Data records

********

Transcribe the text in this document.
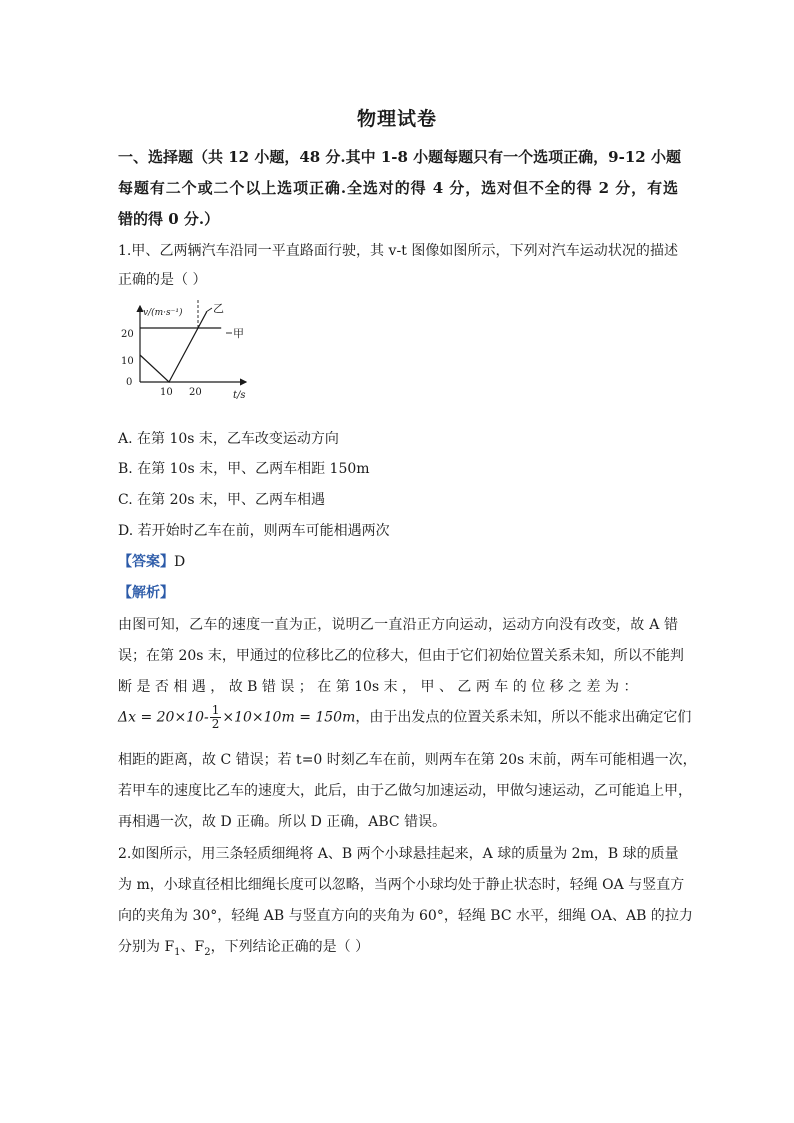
物理试卷
一、选择题（共 12 小题，48 分.其中 1-8 小题每题只有一个选项正确，9-12 小题
每题有二个或二个以上选项正确.全选对的得 4 分，选对但不全的得 2 分，有选
错的得 0 分.）
1.甲、乙两辆汽车沿同一平直路面行驶，其 v-t 图像如图所示，下列对汽车运动状况的描述
正确的是（ ）
v/(m·s⁻¹)	乙
甲
20
10
0
10 20	t/s
A. 在第 10s 末，乙车改变运动方向
B. 在第 10s 末，甲、乙两车相距 150m
C. 在第 20s 末，甲、乙两车相遇
D. 若开始时乙车在前，则两车可能相遇两次
【答案】D
【解析】
由图可知，乙车的速度一直为正，说明乙一直沿正方向运动，运动方向没有改变，故 A 错
误；在第 20s 末，甲通过的位移比乙的位移大，但由于它们初始位置关系未知，所以不能判
断 是 否 相 遇 ， 故 B 错 误 ； 在 第 10s 末 ， 甲 、 乙 两 车 的 位 移 之 差 为 ：
$\Delta x = 20\times 10- \frac{1}{2} \times 10\times 10m = 150m$，由于出发点的位置关系未知，所以不能求出确定它们
相距的距离，故 C 错误；若 t=0 时刻乙车在前，则两车在第 20s 末前，两车可能相遇一次，
若甲车的速度比乙车的速度大，此后，由于乙做匀加速运动，甲做匀速运动，乙可能追上甲，
再相遇一次，故 D 正确。所以 D 正确，ABC 错误。
2.如图所示，用三条轻质细绳将 A、B 两个小球悬挂起来，A 球的质量为 2m，B 球的质量
为 m，小球直径相比细绳长度可以忽略，当两个小球均处于静止状态时，轻绳 OA 与竖直方
向的夹角为 30°，轻绳 AB 与竖直方向的夹角为 60°，轻绳 BC 水平，细绳 OA、AB 的拉力
分别为 $F_1$、$F_2$，下列结论正确的是（ ）
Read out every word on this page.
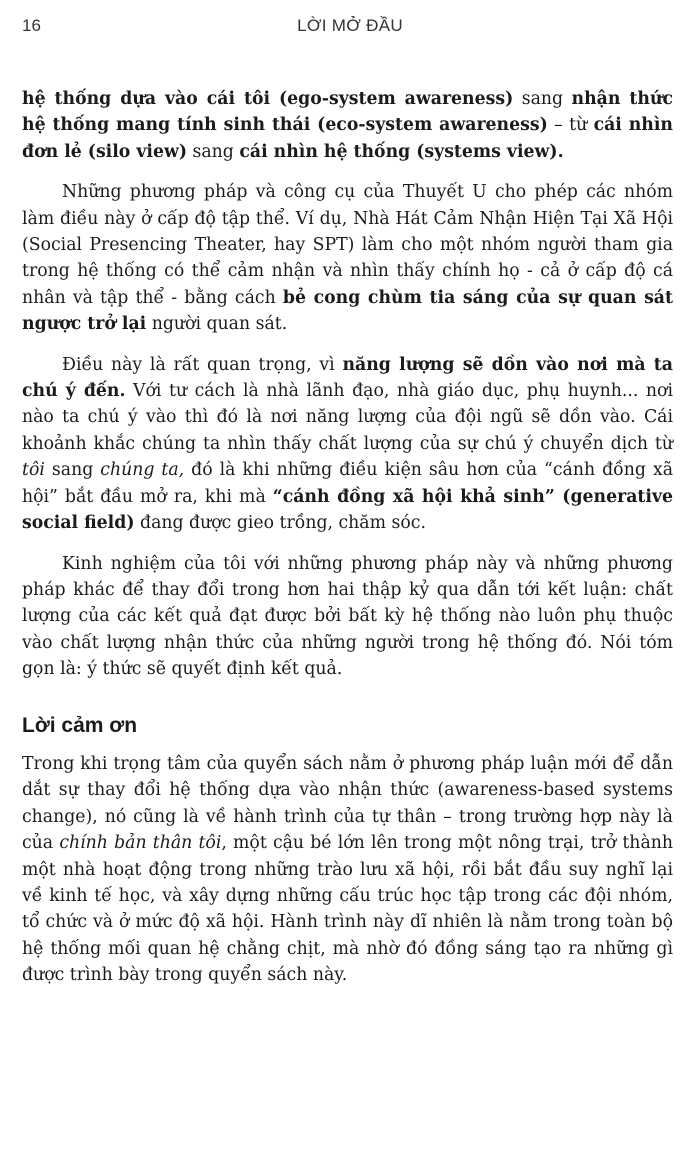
16	LỜI MỞ ĐẦU

hệ thống dựa vào cái tôi (ego-system awareness) sang nhận thức hệ thống mang tính sinh thái (eco-system awareness) – từ cái nhìn đơn lẻ (silo view) sang cái nhìn hệ thống (systems view).

Những phương pháp và công cụ của Thuyết U cho phép các nhóm làm điều này ở cấp độ tập thể. Ví dụ, Nhà Hát Cảm Nhận Hiện Tại Xã Hội (Social Presencing Theater, hay SPT) làm cho một nhóm người tham gia trong hệ thống có thể cảm nhận và nhìn thấy chính họ - cả ở cấp độ cá nhân và tập thể - bằng cách bẻ cong chùm tia sáng của sự quan sát ngược trở lại người quan sát.

Điều này là rất quan trọng, vì năng lượng sẽ dồn vào nơi mà ta chú ý đến. Với tư cách là nhà lãnh đạo, nhà giáo dục, phụ huynh... nơi nào ta chú ý vào thì đó là nơi năng lượng của đội ngũ sẽ dồn vào. Cái khoảnh khắc chúng ta nhìn thấy chất lượng của sự chú ý chuyển dịch từ tôi sang chúng ta, đó là khi những điều kiện sâu hơn của “cánh đồng xã hội” bắt đầu mở ra, khi mà “cánh đồng xã hội khả sinh” (generative social field) đang được gieo trồng, chăm sóc.

Kinh nghiệm của tôi với những phương pháp này và những phương pháp khác để thay đổi trong hơn hai thập kỷ qua dẫn tới kết luận: chất lượng của các kết quả đạt được bởi bất kỳ hệ thống nào luôn phụ thuộc vào chất lượng nhận thức của những người trong hệ thống đó. Nói tóm gọn là: ý thức sẽ quyết định kết quả.

Lời cảm ơn

Trong khi trọng tâm của quyển sách nằm ở phương pháp luận mới để dẫn dắt sự thay đổi hệ thống dựa vào nhận thức (awareness-based systems change), nó cũng là về hành trình của tự thân – trong trường hợp này là của chính bản thân tôi, một cậu bé lớn lên trong một nông trại, trở thành một nhà hoạt động trong những trào lưu xã hội, rồi bắt đầu suy nghĩ lại về kinh tế học, và xây dựng những cấu trúc học tập trong các đội nhóm, tổ chức và ở mức độ xã hội. Hành trình này dĩ nhiên là nằm trong toàn bộ hệ thống mối quan hệ chằng chịt, mà nhờ đó đồng sáng tạo ra những gì được trình bày trong quyển sách này.
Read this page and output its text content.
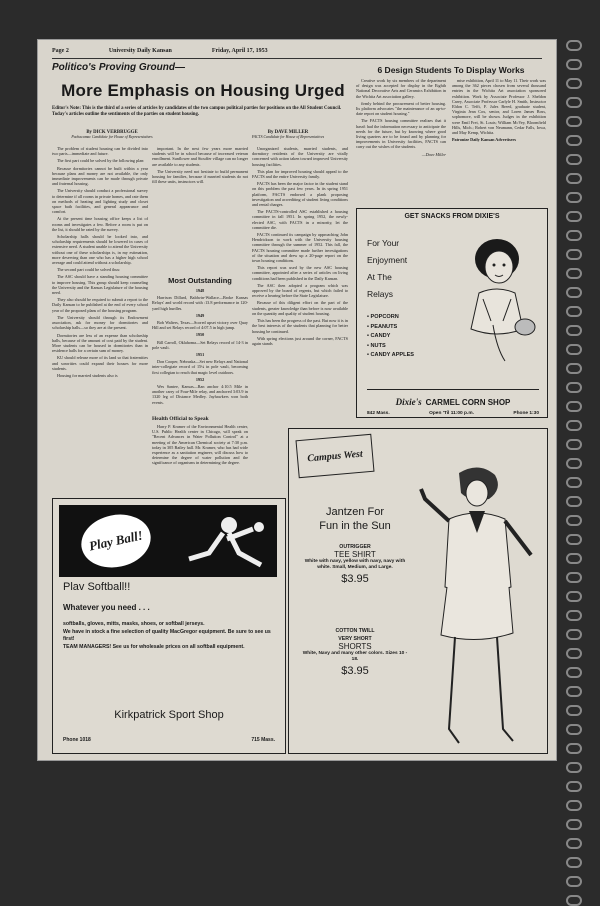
Page 2	University Daily Kansan	Friday, April 17, 1953
Politico's Proving Ground—
More Emphasis on Housing Urged
Editor's Note: This is the third of a series of articles by candidates of the two campus political parties for positions on the All Student Council. Today's articles outline the sentiments of the parties on student housing.
By DICK VERBRUGGE
Pachacamac Candidate for House of Representatives
By DAVE MILLER
FACTS Candidate for House of Representatives

The problem of student housing can be divided into two parts—immediate and future.

The first part could be solved by the following plan:

Because dormitories cannot be built within a year because plans and money are not available, the only immediate improvements can be made through private and fraternal housing.

The University should conduct a professional survey to determine if all rooms in private homes, and rate them on methods of heating and lighting study and closet space bath facilities, and general appearance and comfort.

At the present time housing office keeps a list of rooms and investigates a few. Before a room is put on the list, it should be rated by the survey.

Scholarship halls should be looked into, and scholarship requirements should be lowered in cases of extensive need. A student unable to attend the University without one of these scholarships is, in my estimation, more deserving than one who has a higher high school average and could attend without a scholarship.

The second part could be solved thus:

The ASC should have a standing housing committee to improve housing. This group should keep counseling the University and the Kansas Legislature of the housing need.

They also should be required to submit a report to the Daily Kansan to be published at the end of every school year of the proposed plans of the housing program.

The University should through its Endowment association, ask for money for dormitories and scholarship halls—so they are at the present.

Dormitories are less of an expense than scholarship halls, because of the amount of cost paid by the student. More students can be housed in dormitories than in residence halls for a certain sum of money.

KU should release more of its land so that fraternities and sororities could expand their houses for more students.

Housing for married students also is

important. In the next few years more married students will be in school because of increased veteran enrollment. Sunflower and Stouffer village can no longer are available to any students.

The University need not hesitate to build permanent housing for families, because if married students do not fill these units, instructors will.

Unorganized students, married students, and dormitory residents of the University are vitally concerned with action taken toward improved University housing facilities.

This plan for improved housing should appeal to the FACTS and the entire University family.

FACTS has been the major factor in the student stand on this problem the past few years. In its spring 1951 platform, FACTS endorsed a plank proposing investigation and accrediting of student living conditions and rental charges.

The FACTS-controlled ASC established a housing committee in fall 1951. In spring 1952, the newly-elected ASC, with FACTS in a minority, let the committee die.

FACTS continued its campaign by approaching John Hendrickson to work with the University housing committee through the summer of 1952. This fall, the FACTS housing committee made further investigations of the situation and drew up a 20-page report on the town housing conditions.

This report was used by the new ASC housing committee, appointed after a series of articles on living conditions had been published in the Daily Kansan.

The ASC then adopted a program which was approved by the board of regents, but which failed to receive a hearing before the State Legislature.

Because of this diligent effort on the part of the students, greater knowledge than before is now available on the quantity and quality of student housing.

This has been the progress of the past. But now it is in the best interests of the students that planning for better housing be continued.

With spring elections just around the corner, FACTS again stands

Most Outstanding

1948

Harrison Dillard, Baldwin-Wallace—Broke Kansas Relays' and world record with :13.8 performance in 120-yard high hurdles.

1949

Bob Walters, Texas—Scored upset victory over Quay Hill and set Relays record of 4:07.5 in high jump.

1950

Bill Carroll, Oklahoma—Set Relays record of 14-3 in pole vault.

1951

Don Cooper, Nebraska—Set new Relays and National inter-collegiate record of 15¼ in pole vault, becoming first collegian to reach that magic level outdoors.

1952

Wes Santee, Kansas—Ran anchor 4:10.5 Mile in another carry of Four-Mile relay, and anchored 3:03.9 in 1320 leg of Distance Medley. Jayhawkers won both events.

Health Official to Speak

Harry P. Kramer of the Environmental Health center, U.S. Public Health center in Chicago, will speak on "Recent Advances in Water Pollution Control" at a meeting of the American Chemical society at 7:30 p.m. today in 305 Bailey hall. Mr. Kramer, who has had wide experience as a sanitation engineer, will discuss how to determine the degree of water pollution and the significance of organisms in determining the degree.

6 Design Students To Display Works

Creative work by six members of the department of design was accepted for display in the Eighth National Decorative Arts and Ceramics Exhibition in the Wichita Art association gallery.

firmly behind the procurement of better housing. Its platform advocates "the maintenance of an up-to-date report on student housing."

The FACTS housing committee realizes that it hasn't had the information necessary to anticipate the needs for the future, but by knowing where good living quarters are to be found and by planning for improvements in University facilities, FACTS can carry out the wishes of the students.

—Dave Miller

mise exhibition, April 11 to May 11. Their work was among the 362 pieces chosen from several thousand entries in the Wichita Art association sponsored exhibition. Work by Associate Professor J. Sheldon Carey, Associate Professor Carlyle H. Smith, Instructor Eldon C. Tefft, F. Jules Breed, graduate student, Virginia Jean Cox, senior, and Loren James Boss, sophomore, will be shown. Judges in the exhibition were Emil Frei, St. Louis; William McVey, Bloomfield Hills, Mich.; Robert von Neumann, Cedar Falls, Iowa, and May Kemp, Wichita.

Patronize Daily Kansan Advertisers
GET SNACKS FROM DIXIE'S
For Your
Enjoyment
At The
Relays
• POPCORN
• PEANUTS
• CANDY
• NUTS
• CANDY APPLES
Dixie's CARMEL CORN SHOP
842 Mass.	Open 'Til 11:00 p.m.	Phone 1:30
Play Ball!
Plav Softball!!
Whatever you need . . .
softballs, gloves, mitts, masks, shoes, or softball jerseys.
We have in stock a fine selection of quality MacGregor equipment. Be sure to see us first!
TEAM MANAGERS! See us for wholesale prices on all softball equipment.
Kirkpatrick Sport Shop
Phone 1018	715 Mass.
Campus West
Jantzen For
Fun in the Sun
OUTRIGGER
TEE SHIRT
White with navy, yellow with navy, navy with white. Small, Medium, and Large.
$3.95
COTTON TWILL
VERY SHORT
SHORTS
White, Navy and many other colors. Sizes 10 - 18.
$3.95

********

What you are asked to do: Count the lines in the records above that contain the word "better", and give only the number.

Task output: 2